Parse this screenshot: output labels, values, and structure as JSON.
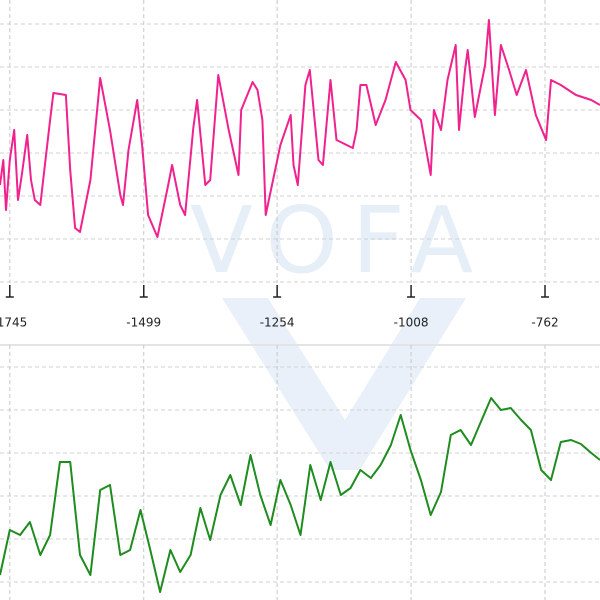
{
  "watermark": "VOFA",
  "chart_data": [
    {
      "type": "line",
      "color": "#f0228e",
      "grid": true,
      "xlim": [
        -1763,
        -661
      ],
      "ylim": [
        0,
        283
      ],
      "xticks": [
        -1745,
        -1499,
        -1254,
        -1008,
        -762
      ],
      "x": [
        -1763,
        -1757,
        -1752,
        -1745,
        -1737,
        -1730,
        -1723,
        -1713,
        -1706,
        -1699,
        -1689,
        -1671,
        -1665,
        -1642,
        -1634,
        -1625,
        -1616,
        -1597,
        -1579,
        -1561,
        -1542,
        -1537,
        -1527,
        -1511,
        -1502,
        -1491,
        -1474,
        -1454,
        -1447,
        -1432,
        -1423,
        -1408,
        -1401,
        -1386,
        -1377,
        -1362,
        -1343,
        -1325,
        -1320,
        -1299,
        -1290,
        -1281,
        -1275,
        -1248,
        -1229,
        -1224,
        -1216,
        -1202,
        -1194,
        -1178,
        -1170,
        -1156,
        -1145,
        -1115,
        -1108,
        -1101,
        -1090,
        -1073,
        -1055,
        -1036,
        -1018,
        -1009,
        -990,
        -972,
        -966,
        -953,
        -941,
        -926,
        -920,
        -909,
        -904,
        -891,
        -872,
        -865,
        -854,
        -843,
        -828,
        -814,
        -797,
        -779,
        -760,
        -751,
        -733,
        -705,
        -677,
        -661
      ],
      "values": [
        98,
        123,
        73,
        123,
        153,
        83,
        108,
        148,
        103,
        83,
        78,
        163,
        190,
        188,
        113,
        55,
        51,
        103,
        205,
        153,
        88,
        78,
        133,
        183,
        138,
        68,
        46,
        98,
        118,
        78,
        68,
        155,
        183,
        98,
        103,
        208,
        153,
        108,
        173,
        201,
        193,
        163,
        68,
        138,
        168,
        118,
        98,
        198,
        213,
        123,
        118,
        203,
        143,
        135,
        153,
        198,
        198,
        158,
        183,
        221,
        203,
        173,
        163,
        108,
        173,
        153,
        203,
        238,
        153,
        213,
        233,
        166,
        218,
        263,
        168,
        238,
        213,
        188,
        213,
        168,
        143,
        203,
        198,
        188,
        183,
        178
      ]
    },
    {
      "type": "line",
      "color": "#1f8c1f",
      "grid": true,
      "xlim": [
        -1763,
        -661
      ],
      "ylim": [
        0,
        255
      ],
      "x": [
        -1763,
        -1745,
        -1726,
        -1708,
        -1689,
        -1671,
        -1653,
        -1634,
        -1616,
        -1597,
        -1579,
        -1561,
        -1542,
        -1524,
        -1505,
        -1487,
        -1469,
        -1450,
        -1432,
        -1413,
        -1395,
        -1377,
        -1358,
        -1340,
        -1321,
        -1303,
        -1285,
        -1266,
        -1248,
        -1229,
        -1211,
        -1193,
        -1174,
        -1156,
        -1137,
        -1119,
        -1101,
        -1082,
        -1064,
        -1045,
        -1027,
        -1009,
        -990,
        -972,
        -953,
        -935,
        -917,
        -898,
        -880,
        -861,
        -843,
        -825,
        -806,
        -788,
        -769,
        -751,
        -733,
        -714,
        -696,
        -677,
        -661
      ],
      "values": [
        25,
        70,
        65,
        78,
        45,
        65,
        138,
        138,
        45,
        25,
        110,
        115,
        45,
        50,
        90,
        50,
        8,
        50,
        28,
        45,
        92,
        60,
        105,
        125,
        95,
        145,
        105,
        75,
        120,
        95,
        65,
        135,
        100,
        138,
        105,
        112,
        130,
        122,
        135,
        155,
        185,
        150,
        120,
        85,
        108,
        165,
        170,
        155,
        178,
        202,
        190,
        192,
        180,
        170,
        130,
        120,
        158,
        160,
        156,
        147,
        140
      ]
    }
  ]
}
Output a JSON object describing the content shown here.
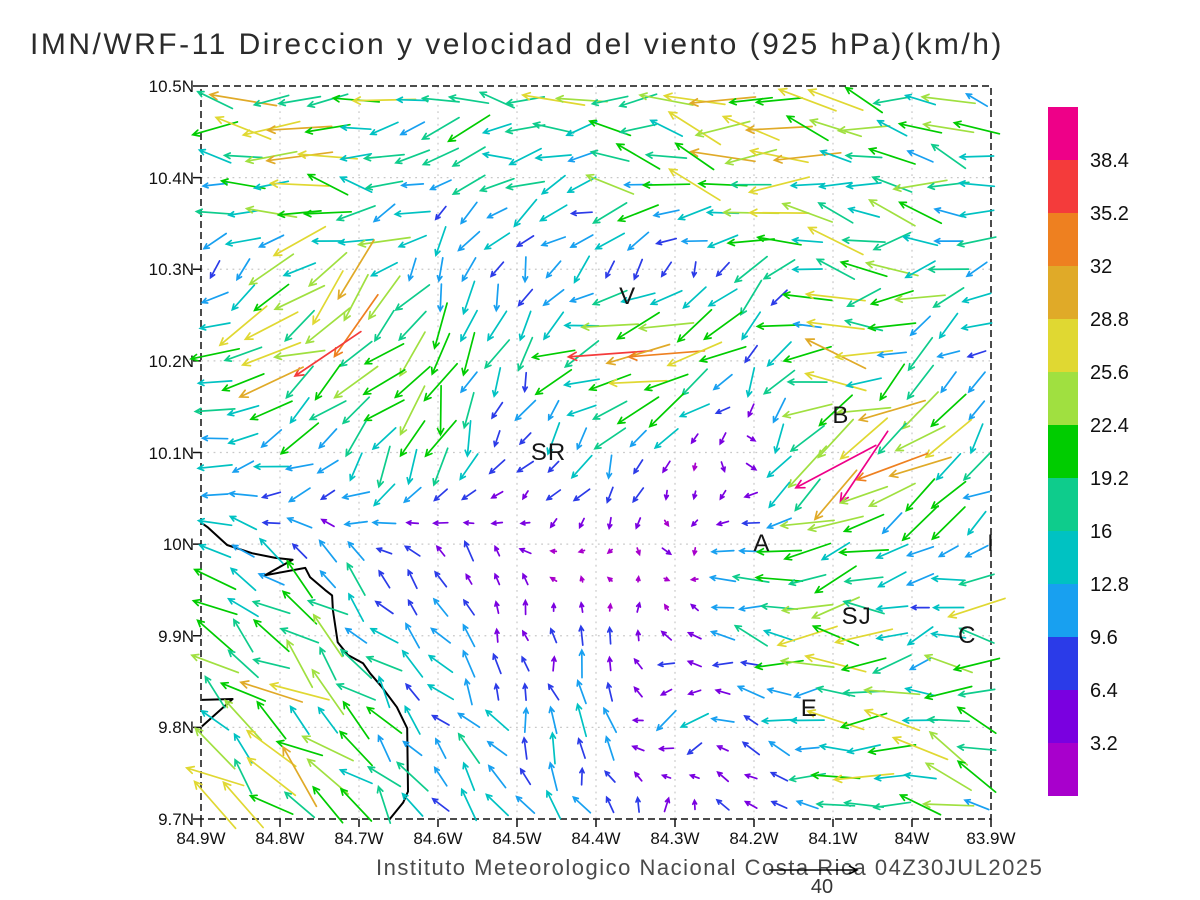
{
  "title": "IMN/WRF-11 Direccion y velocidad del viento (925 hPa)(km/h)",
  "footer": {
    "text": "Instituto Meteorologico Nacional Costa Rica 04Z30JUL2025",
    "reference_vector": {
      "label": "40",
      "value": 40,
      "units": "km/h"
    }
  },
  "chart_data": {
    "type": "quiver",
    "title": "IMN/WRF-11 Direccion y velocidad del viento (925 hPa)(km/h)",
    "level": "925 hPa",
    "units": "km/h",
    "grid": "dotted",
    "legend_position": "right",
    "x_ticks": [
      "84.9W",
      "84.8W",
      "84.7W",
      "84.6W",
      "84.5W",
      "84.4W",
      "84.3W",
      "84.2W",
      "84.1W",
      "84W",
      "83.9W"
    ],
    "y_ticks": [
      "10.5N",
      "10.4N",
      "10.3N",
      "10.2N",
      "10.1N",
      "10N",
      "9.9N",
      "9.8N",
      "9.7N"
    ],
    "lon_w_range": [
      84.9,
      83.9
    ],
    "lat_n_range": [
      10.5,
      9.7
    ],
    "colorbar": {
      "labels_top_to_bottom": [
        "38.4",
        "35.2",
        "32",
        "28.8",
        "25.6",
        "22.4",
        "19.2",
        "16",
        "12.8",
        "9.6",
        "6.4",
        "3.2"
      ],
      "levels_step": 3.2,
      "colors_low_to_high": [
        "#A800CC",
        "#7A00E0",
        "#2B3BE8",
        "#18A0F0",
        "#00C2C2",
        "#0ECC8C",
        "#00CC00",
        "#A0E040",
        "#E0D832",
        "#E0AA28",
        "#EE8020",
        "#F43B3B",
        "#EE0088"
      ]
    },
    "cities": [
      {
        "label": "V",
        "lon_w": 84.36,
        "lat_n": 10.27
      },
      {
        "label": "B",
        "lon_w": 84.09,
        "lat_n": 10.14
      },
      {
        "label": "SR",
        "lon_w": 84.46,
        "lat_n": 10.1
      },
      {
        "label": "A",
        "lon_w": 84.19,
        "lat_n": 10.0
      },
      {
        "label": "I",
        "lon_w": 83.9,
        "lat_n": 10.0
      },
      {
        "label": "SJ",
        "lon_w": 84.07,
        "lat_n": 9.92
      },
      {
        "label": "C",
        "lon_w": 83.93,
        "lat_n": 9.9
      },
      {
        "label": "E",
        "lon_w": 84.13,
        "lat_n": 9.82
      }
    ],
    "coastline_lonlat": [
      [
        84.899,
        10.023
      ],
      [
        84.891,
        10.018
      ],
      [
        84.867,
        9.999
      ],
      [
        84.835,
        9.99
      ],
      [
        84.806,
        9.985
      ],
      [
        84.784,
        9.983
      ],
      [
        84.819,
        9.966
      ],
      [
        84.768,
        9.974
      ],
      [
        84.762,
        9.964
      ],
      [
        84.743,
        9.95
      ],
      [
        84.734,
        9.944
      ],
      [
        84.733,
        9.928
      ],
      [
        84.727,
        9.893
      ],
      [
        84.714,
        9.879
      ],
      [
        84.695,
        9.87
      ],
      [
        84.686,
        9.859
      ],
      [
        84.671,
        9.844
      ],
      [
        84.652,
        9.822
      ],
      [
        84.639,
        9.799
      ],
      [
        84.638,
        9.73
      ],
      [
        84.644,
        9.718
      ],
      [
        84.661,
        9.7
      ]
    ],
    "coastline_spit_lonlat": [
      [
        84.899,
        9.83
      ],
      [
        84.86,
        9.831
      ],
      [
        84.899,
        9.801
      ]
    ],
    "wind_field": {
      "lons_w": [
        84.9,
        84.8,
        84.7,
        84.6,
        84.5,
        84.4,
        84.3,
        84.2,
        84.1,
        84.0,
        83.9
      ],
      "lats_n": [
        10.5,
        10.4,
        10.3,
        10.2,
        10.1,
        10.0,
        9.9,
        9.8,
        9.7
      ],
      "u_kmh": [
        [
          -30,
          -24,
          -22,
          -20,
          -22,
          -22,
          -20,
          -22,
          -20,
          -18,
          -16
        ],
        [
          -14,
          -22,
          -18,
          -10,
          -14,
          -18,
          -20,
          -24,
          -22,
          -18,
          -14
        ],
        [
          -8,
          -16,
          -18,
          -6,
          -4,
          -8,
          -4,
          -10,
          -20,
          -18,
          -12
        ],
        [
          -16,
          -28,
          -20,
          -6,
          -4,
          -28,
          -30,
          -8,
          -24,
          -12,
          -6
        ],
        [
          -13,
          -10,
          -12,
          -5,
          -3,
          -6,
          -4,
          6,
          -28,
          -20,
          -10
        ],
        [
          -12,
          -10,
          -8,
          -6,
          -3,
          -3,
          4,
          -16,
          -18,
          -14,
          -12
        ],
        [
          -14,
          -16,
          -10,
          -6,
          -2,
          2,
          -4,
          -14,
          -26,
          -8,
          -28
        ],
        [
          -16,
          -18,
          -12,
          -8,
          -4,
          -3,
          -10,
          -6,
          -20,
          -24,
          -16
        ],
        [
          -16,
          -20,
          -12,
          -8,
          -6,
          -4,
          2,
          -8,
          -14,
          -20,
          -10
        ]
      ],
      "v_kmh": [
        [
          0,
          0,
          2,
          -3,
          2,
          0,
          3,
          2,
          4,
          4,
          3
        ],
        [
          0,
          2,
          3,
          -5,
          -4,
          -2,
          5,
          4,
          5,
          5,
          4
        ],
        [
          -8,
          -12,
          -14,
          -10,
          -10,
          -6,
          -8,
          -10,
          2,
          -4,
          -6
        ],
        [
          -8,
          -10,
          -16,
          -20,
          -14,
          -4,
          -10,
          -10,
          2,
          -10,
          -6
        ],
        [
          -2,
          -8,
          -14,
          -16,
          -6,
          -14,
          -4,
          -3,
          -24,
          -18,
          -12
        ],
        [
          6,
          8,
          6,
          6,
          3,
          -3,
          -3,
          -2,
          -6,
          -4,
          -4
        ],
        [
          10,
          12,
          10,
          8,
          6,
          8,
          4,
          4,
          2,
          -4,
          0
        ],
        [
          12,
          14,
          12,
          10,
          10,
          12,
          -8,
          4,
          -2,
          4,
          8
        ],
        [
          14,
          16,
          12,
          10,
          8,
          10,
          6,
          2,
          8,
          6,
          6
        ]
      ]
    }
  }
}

■ ■ ■ ■

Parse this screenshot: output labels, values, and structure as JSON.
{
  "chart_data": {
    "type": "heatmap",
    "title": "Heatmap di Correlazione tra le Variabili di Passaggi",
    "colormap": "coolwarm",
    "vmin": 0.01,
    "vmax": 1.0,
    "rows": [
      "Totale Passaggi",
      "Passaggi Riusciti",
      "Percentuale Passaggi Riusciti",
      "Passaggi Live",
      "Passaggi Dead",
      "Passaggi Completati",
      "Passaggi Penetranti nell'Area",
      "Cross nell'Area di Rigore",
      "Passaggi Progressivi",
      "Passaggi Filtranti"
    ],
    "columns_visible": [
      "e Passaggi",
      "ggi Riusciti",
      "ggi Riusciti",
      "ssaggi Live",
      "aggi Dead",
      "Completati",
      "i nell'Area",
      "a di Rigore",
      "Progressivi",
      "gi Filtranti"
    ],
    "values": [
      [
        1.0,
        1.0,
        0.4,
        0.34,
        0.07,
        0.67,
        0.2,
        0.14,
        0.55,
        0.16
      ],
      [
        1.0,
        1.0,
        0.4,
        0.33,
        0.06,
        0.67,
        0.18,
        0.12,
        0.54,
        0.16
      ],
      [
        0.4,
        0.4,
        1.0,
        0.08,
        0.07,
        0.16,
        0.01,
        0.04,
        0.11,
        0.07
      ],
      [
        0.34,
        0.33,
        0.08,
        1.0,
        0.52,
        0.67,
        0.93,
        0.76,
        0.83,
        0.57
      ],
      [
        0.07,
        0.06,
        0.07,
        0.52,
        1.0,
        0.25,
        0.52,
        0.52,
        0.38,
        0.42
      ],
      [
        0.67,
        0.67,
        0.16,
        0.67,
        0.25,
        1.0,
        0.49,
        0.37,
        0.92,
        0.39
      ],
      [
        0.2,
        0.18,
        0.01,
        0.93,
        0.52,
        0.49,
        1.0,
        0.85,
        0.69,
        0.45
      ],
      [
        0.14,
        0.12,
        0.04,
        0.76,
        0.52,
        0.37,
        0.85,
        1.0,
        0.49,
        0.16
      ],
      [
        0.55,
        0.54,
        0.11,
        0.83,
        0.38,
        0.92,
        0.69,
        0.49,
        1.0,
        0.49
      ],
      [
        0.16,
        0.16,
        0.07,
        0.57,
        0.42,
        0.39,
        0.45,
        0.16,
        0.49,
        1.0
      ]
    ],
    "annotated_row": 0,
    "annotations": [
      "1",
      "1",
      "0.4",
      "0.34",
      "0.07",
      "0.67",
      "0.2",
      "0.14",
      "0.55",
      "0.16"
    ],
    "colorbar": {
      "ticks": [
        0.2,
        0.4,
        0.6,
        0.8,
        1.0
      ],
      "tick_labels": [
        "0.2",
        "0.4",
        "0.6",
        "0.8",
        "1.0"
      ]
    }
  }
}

■ ■ ■ ■

◆ **Problem to work on**: In the entries above, identify every line with the word "viento". Copy those lines.

◆ **Response below**:
  "title": "IMN/WRF-11 Direccion y velocidad del viento (925 hPa)(km/h)",
    "title": "IMN/WRF-11 Direccion y velocidad del viento (925 hPa)(km/h)",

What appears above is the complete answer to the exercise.